■ **Do this**
Copy all lines holding the word "JSON" from the entries.

■ **Provided material**
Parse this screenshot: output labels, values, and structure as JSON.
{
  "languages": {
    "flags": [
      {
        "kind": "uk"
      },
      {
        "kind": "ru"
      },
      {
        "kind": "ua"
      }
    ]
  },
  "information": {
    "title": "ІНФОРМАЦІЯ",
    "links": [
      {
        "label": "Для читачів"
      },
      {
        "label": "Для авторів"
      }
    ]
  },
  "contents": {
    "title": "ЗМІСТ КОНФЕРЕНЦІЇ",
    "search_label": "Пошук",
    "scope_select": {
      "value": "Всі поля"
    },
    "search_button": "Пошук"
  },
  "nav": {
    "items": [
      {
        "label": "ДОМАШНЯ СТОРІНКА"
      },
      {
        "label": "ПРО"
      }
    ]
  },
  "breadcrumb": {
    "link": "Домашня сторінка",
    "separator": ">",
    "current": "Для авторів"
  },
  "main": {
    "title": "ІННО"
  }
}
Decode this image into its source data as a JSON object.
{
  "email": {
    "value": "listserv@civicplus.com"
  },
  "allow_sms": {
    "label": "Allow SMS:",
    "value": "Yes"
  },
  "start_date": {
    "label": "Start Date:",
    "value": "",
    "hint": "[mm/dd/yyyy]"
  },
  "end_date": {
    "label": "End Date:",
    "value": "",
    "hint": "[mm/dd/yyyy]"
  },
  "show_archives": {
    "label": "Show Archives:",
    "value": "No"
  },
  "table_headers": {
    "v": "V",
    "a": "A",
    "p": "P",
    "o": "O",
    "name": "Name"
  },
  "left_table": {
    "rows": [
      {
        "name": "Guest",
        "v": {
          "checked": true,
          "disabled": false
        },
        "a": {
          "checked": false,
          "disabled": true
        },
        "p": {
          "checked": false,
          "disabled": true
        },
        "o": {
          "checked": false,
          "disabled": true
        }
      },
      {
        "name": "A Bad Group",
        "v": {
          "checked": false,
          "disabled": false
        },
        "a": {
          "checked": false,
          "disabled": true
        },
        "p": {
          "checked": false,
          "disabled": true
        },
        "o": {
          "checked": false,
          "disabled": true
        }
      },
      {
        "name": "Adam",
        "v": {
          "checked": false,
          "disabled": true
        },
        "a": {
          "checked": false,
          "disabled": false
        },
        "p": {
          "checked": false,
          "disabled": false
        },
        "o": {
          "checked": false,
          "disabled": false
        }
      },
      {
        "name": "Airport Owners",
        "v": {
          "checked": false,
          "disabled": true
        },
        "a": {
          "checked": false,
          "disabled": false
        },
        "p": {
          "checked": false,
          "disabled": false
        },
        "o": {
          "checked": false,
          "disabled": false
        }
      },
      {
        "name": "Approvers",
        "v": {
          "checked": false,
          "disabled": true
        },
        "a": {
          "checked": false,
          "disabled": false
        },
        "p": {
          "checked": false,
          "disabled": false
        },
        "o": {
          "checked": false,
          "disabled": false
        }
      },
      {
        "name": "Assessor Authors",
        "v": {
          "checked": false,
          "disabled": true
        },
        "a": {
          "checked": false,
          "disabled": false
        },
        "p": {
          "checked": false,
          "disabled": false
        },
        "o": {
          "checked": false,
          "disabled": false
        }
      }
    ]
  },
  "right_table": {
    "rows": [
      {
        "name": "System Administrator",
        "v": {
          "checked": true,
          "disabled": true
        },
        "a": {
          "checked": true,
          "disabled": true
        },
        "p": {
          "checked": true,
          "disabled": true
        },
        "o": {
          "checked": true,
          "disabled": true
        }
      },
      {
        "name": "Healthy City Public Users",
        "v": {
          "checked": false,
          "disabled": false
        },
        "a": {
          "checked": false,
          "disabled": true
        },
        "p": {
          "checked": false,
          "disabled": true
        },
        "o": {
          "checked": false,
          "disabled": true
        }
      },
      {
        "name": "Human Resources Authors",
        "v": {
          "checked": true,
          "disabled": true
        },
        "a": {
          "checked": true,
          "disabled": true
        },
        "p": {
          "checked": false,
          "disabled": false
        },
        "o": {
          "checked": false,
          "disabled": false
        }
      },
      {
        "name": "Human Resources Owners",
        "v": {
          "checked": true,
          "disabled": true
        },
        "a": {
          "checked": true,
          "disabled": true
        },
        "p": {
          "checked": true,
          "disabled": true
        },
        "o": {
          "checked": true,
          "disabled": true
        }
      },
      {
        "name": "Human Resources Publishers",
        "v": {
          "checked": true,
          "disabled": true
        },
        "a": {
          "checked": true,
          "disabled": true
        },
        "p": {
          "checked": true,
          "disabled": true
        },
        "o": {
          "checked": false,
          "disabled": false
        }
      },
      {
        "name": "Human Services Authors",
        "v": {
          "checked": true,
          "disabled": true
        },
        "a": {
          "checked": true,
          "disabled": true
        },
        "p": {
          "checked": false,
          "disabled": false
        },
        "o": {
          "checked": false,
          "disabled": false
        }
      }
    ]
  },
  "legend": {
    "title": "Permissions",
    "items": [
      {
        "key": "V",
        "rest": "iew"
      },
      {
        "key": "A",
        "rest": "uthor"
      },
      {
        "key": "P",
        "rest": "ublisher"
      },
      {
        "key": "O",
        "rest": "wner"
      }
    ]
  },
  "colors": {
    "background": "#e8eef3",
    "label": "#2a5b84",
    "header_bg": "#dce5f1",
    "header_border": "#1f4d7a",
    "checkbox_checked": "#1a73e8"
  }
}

■ **Answer to the exercise**
Parse this screenshot: output labels, values, and structure as JSON.
Decode this image into its source data as a JSON object.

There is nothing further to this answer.